* [TASK GOAL]: Check every line of the data below for the string "screenshot", and copy the ones that hold it.

* [MATERIAL FOR THIS EXERCISE]:

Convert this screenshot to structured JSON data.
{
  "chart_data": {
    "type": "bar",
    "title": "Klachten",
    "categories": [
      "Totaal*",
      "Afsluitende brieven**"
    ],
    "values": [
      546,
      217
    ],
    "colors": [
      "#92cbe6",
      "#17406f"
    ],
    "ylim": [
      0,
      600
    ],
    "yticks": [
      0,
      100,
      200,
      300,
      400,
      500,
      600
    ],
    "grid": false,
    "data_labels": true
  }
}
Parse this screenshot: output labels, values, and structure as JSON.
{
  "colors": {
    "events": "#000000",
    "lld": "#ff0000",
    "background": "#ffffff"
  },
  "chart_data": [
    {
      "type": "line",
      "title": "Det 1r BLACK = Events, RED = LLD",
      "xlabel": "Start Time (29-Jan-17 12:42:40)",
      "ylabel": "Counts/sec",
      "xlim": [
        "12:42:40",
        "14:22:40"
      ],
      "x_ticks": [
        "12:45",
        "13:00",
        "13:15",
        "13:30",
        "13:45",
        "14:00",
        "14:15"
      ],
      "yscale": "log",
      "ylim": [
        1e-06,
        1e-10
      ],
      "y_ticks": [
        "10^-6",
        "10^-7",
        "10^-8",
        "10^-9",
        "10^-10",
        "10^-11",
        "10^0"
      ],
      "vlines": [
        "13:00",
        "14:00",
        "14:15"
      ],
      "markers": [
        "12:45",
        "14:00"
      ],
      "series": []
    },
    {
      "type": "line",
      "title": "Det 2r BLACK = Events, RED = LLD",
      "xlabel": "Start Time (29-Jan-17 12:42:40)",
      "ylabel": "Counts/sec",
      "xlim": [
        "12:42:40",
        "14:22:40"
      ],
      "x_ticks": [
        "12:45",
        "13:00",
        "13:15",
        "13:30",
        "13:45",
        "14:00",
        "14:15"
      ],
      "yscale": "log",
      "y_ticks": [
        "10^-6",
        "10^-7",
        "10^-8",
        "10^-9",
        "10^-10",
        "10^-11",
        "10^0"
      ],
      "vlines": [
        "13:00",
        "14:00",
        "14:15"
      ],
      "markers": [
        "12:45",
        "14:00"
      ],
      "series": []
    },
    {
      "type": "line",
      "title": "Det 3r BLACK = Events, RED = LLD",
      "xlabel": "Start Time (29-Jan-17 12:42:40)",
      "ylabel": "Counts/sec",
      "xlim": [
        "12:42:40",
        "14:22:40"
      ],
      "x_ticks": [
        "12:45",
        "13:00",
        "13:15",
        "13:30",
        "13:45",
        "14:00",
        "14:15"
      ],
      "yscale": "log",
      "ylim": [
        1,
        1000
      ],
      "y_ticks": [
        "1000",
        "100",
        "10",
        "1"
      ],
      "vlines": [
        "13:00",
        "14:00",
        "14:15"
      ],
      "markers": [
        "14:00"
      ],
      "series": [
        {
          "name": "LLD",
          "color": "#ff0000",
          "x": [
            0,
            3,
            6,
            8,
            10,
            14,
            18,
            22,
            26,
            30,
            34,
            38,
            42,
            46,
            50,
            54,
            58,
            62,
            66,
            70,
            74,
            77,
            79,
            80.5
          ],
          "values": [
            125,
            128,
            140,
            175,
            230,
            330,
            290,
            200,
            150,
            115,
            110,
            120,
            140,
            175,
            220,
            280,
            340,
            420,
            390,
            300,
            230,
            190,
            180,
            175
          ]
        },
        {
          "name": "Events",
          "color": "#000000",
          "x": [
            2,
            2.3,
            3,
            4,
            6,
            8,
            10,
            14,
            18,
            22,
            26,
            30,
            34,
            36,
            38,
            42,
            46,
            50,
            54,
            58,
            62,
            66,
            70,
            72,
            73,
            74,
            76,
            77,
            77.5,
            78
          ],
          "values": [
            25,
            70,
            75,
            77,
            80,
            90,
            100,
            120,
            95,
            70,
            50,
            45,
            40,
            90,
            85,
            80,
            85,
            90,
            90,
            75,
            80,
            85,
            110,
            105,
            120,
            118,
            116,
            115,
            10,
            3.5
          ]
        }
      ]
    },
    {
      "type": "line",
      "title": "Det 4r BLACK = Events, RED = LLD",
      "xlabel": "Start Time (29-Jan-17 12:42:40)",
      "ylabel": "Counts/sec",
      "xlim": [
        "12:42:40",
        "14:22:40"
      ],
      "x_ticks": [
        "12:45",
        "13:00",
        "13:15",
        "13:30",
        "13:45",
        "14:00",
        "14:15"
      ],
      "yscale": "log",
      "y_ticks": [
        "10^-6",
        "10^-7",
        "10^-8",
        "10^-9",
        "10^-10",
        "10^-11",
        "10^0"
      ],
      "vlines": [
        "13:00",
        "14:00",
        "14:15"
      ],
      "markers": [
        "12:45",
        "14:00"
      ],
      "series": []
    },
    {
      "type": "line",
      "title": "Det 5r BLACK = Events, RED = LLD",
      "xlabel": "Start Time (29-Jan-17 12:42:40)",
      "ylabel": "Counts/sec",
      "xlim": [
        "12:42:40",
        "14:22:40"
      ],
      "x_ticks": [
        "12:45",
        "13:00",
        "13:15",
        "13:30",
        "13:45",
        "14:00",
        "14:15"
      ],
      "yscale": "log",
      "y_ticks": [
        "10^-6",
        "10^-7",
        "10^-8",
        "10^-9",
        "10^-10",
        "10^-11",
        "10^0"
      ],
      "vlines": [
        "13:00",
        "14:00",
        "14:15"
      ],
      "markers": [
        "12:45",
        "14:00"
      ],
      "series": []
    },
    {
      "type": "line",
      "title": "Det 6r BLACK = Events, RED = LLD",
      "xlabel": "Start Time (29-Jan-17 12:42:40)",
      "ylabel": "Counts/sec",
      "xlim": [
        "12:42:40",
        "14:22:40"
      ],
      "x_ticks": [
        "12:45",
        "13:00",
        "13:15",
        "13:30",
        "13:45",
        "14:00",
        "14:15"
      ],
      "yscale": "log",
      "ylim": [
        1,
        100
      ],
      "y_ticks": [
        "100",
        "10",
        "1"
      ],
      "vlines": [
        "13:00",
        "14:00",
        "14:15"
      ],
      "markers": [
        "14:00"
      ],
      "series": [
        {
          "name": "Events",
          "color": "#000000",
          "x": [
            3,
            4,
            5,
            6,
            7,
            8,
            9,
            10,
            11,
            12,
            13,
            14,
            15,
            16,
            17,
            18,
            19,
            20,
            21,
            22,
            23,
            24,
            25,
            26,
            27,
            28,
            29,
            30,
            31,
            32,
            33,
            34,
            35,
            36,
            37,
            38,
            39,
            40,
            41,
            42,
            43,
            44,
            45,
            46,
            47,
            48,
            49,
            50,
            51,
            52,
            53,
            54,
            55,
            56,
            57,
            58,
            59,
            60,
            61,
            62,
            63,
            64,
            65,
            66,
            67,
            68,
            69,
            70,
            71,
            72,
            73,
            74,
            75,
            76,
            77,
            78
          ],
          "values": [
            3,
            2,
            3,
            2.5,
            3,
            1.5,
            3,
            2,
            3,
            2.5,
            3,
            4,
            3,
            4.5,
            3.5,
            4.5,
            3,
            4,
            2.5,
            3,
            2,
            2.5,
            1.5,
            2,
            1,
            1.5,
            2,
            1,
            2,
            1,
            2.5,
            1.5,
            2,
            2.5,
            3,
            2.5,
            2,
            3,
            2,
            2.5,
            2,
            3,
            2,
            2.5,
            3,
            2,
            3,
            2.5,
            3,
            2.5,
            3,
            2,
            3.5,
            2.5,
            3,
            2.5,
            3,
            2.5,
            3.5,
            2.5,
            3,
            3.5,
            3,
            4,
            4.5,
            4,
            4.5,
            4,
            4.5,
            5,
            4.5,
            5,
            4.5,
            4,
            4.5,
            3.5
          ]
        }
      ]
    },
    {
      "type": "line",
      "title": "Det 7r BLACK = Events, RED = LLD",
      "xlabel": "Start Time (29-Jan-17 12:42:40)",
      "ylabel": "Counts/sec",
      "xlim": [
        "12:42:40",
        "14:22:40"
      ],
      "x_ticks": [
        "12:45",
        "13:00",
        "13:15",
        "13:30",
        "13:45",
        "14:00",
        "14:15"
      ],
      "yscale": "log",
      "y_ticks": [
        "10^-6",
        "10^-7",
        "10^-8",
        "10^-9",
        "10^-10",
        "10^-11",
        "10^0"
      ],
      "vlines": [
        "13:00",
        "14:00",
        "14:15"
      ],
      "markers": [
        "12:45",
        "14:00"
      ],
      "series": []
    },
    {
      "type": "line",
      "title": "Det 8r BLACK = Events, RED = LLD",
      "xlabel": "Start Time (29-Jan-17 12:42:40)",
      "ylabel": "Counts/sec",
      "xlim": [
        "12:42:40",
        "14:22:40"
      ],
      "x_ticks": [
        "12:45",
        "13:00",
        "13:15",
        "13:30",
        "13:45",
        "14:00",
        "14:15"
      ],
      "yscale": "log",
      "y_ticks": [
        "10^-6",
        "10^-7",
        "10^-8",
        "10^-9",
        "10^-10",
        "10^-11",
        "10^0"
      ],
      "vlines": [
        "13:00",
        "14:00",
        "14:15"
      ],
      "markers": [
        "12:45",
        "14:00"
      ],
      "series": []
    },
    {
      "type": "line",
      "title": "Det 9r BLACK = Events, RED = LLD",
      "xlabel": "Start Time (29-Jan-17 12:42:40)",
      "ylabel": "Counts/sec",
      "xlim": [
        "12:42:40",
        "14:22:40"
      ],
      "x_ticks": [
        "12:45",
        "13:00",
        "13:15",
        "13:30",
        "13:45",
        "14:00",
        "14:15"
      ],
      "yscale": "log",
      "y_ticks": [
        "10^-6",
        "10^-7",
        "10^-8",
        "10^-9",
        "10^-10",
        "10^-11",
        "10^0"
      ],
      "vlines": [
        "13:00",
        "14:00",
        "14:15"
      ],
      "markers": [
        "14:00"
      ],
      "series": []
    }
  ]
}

* [THE COMPLETED TASK]:
Convert this screenshot to structured JSON data.
Parse this screenshot: output labels, values, and structure as JSON.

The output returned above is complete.